Provided information
-*-*-
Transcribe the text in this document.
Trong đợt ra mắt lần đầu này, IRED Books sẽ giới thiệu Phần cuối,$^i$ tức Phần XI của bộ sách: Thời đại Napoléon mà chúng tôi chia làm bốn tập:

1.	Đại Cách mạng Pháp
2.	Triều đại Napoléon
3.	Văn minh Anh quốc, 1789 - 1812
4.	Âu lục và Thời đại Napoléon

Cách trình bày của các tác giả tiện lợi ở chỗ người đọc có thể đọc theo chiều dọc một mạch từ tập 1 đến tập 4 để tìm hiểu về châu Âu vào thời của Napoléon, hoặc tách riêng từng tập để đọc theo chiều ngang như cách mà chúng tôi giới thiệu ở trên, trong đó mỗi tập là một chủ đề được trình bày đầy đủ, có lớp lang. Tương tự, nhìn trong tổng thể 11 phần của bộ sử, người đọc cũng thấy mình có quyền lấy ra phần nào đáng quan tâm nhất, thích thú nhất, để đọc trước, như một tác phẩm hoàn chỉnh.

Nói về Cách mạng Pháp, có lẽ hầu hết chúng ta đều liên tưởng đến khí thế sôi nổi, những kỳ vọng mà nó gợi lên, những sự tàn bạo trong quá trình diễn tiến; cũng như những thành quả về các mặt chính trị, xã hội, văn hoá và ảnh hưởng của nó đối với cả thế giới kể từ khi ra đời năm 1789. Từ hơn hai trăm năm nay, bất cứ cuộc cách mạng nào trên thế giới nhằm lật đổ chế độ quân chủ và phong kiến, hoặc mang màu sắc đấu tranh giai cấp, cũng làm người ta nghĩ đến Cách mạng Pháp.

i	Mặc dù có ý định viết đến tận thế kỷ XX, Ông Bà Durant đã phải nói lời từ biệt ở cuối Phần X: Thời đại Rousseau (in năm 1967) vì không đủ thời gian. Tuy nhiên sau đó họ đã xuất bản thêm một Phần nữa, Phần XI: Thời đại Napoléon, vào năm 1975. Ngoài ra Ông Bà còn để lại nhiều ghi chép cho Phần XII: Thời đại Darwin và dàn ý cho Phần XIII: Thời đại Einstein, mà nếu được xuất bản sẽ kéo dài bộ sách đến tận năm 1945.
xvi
-*-*-
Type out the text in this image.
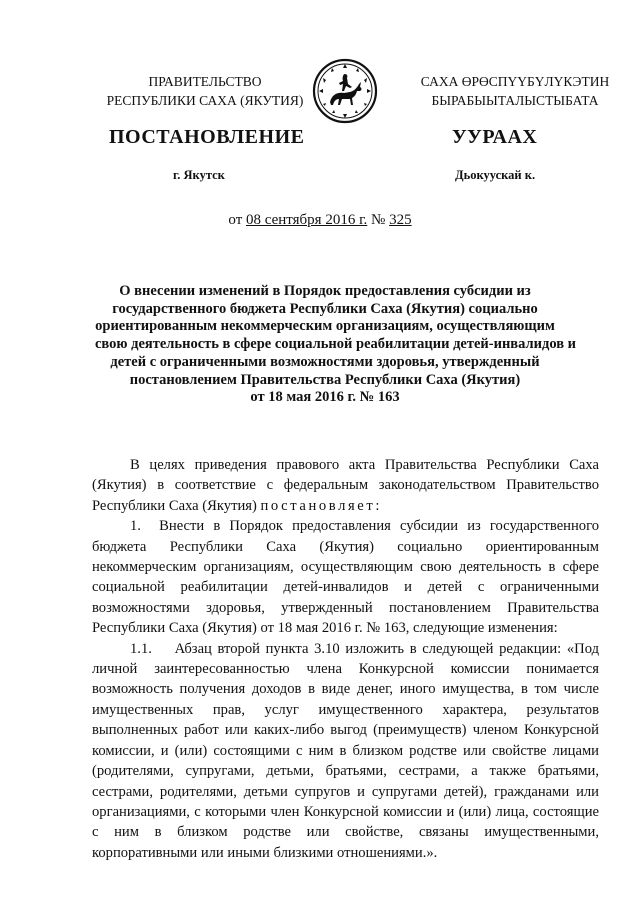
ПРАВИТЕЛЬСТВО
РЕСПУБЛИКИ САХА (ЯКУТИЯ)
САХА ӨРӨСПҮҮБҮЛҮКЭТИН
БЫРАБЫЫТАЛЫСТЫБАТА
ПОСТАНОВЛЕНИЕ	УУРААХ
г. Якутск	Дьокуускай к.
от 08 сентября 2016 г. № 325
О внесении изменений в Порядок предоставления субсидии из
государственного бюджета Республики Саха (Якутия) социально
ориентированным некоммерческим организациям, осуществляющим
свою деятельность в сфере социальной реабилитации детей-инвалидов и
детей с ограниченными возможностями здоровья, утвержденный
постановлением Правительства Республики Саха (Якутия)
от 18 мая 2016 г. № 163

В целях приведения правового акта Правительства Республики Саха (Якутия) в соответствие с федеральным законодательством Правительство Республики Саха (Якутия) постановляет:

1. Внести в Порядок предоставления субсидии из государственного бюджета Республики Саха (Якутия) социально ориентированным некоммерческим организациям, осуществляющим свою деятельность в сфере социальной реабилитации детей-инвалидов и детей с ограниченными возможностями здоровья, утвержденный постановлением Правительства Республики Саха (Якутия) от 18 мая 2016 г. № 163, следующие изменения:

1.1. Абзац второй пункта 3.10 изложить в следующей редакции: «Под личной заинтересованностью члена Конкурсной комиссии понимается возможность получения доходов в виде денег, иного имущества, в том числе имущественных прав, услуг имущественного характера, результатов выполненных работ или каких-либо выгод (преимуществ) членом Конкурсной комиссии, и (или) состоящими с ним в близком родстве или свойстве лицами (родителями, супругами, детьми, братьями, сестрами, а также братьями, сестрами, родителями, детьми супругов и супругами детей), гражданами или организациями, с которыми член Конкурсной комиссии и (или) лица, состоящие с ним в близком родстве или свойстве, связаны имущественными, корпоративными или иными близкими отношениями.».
-*-*-
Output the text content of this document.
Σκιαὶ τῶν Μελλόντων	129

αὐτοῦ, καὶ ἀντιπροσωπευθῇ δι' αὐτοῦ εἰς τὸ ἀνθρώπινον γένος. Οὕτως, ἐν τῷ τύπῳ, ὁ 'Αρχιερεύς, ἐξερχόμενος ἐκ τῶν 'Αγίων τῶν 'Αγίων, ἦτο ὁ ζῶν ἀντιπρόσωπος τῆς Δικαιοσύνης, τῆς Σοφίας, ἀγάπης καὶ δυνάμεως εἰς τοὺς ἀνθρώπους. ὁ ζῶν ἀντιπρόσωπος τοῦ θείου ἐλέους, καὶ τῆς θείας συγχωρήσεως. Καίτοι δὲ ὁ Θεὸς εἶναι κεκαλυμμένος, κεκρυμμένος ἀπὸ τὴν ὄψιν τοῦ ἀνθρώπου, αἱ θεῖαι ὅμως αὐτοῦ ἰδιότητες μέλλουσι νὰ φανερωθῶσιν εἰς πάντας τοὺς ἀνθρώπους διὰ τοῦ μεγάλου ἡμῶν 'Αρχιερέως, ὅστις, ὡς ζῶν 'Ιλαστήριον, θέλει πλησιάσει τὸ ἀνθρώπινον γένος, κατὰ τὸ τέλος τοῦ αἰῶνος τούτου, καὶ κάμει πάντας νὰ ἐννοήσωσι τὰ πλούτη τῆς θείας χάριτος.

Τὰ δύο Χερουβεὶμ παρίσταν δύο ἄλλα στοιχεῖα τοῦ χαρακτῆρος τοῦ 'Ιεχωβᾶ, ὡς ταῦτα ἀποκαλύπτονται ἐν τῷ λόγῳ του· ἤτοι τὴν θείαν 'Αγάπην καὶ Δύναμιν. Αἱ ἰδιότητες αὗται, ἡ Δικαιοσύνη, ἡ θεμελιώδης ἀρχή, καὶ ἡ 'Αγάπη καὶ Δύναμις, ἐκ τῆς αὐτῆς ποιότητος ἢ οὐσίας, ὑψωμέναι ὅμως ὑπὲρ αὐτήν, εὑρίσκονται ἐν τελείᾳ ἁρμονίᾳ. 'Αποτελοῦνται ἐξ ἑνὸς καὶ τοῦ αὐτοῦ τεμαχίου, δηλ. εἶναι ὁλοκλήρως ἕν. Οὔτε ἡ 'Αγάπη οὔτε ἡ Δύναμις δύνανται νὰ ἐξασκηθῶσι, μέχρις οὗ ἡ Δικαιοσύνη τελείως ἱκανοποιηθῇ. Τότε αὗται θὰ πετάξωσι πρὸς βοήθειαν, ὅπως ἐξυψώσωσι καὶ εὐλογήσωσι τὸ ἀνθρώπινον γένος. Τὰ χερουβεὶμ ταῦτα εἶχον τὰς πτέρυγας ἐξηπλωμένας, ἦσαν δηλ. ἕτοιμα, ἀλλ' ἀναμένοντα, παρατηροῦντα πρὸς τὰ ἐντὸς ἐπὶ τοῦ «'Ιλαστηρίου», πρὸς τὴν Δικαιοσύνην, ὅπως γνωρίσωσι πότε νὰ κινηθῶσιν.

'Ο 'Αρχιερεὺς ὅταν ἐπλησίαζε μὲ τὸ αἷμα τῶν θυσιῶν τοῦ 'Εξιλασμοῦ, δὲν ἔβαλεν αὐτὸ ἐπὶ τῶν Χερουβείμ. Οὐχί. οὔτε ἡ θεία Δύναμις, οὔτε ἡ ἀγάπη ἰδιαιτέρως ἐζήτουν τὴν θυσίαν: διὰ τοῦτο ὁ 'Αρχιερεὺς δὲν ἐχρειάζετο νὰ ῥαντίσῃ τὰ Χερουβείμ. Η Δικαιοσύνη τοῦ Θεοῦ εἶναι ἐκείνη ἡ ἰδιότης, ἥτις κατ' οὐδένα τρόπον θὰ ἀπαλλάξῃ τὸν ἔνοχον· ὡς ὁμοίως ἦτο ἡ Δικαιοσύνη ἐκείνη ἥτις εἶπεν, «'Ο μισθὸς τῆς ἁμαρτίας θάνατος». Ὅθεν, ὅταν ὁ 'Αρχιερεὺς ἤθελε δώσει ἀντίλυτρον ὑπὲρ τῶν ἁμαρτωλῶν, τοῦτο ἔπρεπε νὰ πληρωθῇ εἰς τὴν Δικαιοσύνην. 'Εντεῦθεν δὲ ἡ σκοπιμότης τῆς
-*-*-
Look through the entries above and list every line containing "cuối".

Trong đợt ra mắt lần đầu này, IRED Books sẽ giới thiệu Phần cuối,$^i$ tức Phần XI của bộ sách: Thời đại Napoléon mà chúng tôi chia làm bốn tập:
i	Mặc dù có ý định viết đến tận thế kỷ XX, Ông Bà Durant đã phải nói lời từ biệt ở cuối Phần X: Thời đại Rousseau (in năm 1967) vì không đủ thời gian. Tuy nhiên sau đó họ đã xuất bản thêm một Phần nữa, Phần XI: Thời đại Napoléon, vào năm 1975. Ngoài ra Ông Bà còn để lại nhiều ghi chép cho Phần XII: Thời đại Darwin và dàn ý cho Phần XIII: Thời đại Einstein, mà nếu được xuất bản sẽ kéo dài bộ sách đến tận năm 1945.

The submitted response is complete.